Do this.
Within the material below, find each line bearing the word "These" and present it.

Stored items
********

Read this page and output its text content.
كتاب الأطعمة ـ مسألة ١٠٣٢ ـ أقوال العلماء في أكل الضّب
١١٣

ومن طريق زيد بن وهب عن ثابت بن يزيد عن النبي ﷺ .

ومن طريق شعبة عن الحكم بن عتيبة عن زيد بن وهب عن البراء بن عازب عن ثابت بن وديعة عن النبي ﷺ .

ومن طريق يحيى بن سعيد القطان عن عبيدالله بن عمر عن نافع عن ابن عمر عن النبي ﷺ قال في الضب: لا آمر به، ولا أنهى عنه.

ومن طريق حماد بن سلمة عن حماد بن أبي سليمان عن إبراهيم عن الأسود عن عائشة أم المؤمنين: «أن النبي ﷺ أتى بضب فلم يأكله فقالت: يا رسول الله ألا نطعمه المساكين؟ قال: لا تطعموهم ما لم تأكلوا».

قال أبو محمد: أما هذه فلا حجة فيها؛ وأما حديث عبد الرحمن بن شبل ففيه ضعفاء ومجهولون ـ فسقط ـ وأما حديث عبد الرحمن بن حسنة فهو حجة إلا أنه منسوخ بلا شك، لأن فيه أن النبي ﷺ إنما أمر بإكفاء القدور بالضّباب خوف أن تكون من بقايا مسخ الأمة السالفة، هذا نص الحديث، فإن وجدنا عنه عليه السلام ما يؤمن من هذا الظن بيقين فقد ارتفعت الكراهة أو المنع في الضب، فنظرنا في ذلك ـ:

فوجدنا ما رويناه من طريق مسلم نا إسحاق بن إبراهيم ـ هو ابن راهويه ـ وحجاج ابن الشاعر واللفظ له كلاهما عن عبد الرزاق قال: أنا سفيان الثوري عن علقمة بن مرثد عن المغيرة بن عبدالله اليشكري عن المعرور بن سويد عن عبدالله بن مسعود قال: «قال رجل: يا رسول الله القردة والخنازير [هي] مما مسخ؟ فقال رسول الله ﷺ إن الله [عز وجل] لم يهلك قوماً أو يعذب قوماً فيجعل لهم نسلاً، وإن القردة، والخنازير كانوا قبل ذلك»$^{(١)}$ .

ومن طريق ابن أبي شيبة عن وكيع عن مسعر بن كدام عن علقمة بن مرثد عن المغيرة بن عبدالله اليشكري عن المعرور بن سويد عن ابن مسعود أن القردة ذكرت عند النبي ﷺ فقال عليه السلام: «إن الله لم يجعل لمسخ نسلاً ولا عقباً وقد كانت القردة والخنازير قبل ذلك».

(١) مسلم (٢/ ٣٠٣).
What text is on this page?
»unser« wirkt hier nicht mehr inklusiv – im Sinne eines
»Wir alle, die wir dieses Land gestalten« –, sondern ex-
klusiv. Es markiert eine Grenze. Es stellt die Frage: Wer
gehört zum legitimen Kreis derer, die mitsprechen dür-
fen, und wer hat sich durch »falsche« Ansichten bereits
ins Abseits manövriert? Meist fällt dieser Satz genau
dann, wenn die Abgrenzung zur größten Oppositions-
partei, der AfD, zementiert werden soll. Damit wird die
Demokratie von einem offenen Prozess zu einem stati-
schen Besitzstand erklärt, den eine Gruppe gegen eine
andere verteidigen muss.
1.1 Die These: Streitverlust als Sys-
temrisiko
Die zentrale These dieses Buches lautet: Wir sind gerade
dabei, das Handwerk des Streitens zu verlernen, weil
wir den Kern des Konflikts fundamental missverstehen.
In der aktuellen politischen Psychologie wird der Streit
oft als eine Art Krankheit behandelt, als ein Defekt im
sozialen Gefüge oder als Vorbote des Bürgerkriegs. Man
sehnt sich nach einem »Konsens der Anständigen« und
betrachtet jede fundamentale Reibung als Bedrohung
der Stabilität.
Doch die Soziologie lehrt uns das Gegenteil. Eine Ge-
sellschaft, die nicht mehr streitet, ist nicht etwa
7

********

Full response.
1.1 Die These: Streitverlust als Sys-
Die zentrale These dieses Buches lautet: Wir sind gerade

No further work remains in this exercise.